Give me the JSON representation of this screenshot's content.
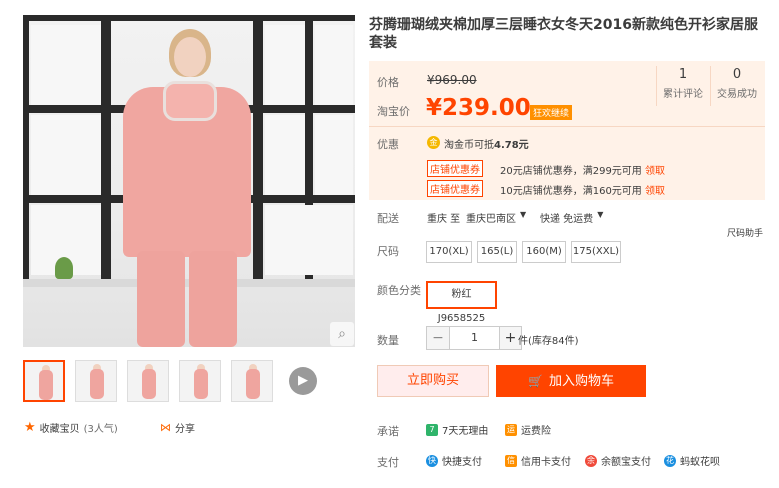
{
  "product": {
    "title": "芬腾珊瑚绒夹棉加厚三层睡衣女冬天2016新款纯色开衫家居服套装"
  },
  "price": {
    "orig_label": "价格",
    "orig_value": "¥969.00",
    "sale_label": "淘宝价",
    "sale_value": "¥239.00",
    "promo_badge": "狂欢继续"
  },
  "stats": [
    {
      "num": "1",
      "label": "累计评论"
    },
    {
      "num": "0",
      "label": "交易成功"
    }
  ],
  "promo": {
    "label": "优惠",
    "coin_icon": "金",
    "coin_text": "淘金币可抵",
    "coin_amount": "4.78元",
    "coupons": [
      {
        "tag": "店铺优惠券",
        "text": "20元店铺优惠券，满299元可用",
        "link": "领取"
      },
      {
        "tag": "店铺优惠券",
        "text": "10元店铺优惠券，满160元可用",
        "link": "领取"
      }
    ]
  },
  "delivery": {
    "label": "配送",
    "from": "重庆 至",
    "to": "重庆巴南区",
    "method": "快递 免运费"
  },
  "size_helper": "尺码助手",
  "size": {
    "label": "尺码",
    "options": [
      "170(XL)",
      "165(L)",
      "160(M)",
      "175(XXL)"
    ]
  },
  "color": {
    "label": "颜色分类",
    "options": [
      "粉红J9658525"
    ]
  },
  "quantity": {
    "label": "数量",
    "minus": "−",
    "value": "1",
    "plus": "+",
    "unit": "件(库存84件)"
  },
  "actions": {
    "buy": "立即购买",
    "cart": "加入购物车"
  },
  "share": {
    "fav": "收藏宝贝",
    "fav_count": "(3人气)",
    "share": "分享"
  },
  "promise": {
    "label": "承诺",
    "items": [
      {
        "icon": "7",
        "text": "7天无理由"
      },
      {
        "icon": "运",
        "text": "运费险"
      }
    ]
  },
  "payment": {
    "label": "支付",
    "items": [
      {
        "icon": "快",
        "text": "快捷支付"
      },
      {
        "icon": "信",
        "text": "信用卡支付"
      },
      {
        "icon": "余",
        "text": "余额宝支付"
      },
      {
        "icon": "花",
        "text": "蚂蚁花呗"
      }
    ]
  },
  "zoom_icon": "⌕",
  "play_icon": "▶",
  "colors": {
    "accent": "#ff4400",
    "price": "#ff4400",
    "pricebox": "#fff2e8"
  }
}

======

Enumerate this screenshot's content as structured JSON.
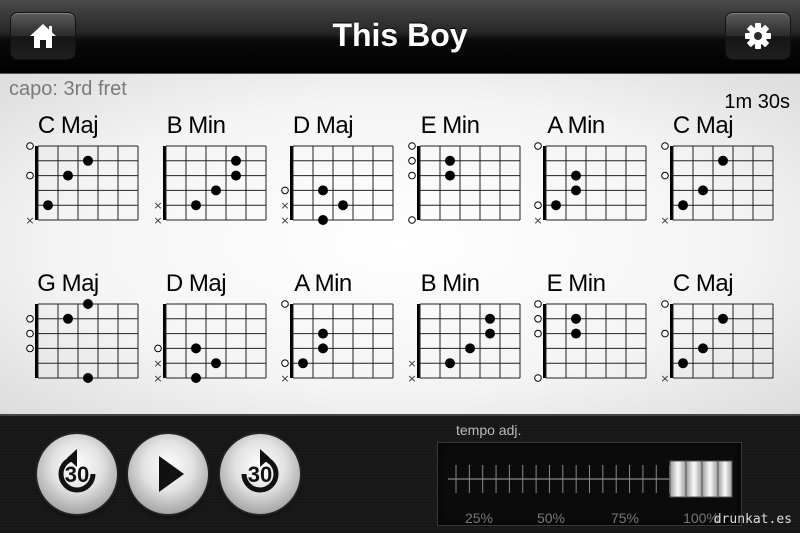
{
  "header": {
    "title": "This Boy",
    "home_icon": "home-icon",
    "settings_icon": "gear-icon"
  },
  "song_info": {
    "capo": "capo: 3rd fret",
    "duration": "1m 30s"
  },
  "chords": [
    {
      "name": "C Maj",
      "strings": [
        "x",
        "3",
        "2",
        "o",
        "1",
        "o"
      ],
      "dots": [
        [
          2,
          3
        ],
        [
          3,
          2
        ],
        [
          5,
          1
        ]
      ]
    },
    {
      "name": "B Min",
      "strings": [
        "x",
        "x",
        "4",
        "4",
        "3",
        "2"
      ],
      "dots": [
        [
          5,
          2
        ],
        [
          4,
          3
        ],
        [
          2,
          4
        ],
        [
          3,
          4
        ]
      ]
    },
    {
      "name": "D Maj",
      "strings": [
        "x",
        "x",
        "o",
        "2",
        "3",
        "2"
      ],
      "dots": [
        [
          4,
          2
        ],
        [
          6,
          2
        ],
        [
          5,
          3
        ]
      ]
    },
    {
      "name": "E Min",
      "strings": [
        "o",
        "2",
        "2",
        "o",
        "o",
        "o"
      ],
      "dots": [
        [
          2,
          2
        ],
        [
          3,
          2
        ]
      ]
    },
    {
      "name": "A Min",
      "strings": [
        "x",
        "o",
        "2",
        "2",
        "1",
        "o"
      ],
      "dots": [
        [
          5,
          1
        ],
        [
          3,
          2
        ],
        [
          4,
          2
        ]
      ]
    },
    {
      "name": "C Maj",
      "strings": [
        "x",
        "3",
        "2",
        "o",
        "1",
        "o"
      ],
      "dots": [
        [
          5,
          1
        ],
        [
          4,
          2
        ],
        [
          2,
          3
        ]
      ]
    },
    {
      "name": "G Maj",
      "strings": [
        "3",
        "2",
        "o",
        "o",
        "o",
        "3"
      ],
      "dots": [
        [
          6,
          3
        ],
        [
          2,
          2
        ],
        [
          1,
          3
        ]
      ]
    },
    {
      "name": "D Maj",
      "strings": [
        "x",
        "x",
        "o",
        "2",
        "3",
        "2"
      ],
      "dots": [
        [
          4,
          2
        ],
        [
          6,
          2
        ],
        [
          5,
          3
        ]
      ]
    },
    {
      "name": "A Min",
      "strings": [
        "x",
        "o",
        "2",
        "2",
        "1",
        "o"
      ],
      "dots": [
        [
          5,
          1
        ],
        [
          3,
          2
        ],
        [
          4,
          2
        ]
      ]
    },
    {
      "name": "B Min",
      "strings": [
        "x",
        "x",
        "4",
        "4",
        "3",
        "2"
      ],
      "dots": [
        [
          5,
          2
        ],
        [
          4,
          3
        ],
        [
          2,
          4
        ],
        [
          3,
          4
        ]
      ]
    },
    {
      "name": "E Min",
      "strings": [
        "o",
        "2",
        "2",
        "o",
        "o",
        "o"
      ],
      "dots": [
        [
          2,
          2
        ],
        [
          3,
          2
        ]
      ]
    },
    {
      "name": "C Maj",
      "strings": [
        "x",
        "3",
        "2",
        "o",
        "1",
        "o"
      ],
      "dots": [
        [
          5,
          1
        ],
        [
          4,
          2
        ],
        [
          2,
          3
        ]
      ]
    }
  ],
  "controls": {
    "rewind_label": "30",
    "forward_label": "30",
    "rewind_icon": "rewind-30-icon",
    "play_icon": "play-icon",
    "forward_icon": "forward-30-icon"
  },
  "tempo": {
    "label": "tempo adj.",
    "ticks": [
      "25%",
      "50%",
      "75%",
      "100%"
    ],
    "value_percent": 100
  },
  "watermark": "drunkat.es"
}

======

GOAL » Pull out every line in the material above where "title" occurs.

THE ANSWER »
    "title": "芬腾珊瑚绒夹棉加厚三层睡衣女冬天2016新款纯色开衫家居服套装"
    "title": "This Boy",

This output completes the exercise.